Challenge: Hunt for the word "Đường" across the entries below, copying each line that holds it.

Exercise data:
--------------------

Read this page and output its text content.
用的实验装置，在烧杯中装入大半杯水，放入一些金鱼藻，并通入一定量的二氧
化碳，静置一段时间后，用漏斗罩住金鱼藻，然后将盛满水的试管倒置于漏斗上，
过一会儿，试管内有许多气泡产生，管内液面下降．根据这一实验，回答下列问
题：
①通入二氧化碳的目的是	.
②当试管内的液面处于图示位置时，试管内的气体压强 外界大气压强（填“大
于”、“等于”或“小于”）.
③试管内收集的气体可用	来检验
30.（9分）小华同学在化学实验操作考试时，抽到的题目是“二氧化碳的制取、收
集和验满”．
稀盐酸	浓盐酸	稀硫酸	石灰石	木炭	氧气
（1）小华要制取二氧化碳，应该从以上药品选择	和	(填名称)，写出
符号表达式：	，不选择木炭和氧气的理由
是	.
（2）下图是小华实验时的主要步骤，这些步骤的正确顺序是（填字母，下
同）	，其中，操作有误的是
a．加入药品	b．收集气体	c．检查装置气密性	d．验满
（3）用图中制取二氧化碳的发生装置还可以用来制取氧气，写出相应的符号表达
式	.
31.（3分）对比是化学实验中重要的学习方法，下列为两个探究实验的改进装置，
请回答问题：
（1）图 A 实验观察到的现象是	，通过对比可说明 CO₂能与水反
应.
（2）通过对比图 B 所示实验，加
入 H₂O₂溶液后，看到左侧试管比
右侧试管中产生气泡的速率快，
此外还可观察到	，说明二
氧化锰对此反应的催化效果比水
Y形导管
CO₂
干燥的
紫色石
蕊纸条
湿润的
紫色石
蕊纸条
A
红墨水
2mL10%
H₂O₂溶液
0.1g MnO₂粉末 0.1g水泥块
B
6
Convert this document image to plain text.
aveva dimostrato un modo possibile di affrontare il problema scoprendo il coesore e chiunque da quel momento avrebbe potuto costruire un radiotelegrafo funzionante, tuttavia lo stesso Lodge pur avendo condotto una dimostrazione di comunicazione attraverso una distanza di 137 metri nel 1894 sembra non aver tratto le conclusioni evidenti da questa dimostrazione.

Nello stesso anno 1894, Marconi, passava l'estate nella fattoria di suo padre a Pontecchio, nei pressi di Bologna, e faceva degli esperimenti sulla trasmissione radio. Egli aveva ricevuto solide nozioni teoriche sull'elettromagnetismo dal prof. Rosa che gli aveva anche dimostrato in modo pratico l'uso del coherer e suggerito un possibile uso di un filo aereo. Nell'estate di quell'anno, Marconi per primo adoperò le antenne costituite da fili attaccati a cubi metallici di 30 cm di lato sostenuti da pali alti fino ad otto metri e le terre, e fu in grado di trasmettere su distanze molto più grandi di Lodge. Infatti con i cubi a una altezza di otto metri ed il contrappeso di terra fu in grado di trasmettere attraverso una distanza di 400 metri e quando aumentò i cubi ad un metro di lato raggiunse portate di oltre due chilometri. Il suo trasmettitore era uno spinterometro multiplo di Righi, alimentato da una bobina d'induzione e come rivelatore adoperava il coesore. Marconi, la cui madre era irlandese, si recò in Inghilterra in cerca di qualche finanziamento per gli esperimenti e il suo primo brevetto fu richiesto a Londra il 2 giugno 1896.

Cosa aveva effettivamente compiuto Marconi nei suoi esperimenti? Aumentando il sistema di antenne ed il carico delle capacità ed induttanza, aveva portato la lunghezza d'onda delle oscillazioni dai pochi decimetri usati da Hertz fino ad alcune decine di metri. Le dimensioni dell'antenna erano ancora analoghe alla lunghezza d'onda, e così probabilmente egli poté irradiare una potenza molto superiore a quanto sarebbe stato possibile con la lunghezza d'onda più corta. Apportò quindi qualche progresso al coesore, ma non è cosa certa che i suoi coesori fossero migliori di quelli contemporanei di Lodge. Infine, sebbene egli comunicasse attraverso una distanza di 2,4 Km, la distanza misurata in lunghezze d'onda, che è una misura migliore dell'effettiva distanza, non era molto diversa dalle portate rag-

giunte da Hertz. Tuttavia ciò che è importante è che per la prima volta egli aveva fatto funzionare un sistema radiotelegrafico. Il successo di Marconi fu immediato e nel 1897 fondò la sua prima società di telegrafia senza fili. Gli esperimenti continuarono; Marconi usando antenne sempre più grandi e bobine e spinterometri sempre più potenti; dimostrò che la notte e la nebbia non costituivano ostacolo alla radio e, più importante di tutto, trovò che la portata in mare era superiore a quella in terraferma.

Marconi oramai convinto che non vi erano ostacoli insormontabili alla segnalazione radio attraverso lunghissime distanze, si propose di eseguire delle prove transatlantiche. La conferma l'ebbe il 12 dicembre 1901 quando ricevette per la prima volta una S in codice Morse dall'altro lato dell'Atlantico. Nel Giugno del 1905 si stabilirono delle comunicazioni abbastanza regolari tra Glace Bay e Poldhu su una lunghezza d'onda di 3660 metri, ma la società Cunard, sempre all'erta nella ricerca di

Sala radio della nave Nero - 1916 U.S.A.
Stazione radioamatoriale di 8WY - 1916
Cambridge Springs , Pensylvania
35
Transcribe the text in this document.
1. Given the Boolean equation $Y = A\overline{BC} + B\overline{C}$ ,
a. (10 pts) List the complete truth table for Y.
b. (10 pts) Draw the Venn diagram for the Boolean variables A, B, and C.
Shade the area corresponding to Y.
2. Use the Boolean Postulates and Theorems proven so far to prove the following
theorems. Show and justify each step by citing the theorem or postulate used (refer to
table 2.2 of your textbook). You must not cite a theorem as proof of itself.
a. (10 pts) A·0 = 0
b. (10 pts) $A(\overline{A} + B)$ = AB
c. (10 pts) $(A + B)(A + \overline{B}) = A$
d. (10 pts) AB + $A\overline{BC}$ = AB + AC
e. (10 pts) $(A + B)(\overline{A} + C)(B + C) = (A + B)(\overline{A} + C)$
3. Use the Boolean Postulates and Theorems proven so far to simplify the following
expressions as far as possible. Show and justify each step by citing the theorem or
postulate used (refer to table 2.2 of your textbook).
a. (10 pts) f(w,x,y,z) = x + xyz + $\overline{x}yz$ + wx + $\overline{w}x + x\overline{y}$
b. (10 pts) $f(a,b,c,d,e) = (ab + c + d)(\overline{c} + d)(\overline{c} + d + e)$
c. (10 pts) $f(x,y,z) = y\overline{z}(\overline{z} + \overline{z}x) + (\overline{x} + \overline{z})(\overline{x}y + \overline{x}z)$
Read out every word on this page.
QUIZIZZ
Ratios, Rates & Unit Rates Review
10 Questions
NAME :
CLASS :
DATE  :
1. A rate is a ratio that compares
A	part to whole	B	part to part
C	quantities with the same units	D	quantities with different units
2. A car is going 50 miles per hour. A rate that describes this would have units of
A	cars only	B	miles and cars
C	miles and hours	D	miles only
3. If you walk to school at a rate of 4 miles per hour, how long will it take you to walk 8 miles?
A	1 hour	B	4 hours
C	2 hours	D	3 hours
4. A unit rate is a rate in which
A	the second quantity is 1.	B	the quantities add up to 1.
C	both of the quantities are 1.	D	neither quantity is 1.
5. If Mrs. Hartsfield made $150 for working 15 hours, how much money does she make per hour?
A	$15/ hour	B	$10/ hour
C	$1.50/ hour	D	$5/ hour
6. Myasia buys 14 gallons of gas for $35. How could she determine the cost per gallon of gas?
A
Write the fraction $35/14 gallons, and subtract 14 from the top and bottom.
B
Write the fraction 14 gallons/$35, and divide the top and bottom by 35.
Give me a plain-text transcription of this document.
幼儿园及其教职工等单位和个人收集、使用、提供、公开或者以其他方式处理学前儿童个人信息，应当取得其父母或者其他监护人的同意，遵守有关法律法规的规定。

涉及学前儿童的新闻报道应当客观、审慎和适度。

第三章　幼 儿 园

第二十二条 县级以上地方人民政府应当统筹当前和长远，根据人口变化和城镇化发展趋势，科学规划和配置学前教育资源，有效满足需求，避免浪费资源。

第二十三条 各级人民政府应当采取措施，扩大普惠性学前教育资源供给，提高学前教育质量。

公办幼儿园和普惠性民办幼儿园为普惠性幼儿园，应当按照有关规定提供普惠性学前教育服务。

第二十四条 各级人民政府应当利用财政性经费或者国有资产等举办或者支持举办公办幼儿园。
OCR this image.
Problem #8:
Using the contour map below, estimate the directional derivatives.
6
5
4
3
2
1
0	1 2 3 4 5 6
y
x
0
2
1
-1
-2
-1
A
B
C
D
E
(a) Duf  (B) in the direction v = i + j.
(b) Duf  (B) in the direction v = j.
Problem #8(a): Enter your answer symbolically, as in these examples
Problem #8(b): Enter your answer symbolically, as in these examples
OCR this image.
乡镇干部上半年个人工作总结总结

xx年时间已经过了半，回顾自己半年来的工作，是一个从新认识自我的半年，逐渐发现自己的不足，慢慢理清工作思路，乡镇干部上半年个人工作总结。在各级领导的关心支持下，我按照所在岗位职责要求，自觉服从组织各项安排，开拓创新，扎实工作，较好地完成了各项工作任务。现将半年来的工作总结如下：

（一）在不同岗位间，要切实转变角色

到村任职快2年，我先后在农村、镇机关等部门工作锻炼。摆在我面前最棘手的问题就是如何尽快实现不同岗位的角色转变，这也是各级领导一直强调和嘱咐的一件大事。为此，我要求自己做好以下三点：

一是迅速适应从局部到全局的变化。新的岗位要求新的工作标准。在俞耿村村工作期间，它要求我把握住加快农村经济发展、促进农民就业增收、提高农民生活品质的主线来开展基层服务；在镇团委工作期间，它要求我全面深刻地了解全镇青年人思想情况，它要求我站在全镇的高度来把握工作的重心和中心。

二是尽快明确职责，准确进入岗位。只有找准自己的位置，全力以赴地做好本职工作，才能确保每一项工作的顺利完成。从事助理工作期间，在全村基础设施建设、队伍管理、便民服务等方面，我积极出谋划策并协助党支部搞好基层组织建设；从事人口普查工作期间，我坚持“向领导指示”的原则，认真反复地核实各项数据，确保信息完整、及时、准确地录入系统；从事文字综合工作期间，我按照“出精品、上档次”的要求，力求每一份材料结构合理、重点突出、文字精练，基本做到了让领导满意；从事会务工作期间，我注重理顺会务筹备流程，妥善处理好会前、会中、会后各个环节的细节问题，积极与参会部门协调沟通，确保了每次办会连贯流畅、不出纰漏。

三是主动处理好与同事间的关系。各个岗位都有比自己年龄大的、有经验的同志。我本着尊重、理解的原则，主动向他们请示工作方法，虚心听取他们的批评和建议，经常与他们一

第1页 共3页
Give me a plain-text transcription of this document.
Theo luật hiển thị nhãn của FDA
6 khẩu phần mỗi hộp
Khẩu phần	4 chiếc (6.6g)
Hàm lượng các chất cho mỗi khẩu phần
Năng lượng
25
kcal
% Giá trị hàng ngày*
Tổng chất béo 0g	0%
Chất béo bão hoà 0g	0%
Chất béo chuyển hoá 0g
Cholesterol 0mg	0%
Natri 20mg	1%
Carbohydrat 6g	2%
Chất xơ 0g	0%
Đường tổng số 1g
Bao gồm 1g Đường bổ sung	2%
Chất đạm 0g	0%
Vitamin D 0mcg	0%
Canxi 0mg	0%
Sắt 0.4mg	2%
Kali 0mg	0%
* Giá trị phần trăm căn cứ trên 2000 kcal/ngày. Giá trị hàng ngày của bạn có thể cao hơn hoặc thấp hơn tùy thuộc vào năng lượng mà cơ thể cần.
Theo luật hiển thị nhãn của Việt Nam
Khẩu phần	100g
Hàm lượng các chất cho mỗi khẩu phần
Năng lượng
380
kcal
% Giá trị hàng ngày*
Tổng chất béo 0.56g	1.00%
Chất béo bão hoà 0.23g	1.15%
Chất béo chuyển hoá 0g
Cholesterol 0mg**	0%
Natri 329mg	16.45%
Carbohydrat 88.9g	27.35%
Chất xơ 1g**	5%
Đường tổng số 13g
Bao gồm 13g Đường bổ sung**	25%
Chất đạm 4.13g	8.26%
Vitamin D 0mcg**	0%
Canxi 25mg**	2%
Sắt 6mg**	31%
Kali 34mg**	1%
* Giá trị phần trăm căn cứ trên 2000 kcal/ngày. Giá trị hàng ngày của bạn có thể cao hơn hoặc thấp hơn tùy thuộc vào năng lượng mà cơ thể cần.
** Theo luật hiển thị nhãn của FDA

--------------------

Reply:
Đường tổng số 1g
Bao gồm 1g Đường bổ sung	2%
Đường tổng số 13g
Bao gồm 13g Đường bổ sung**	25%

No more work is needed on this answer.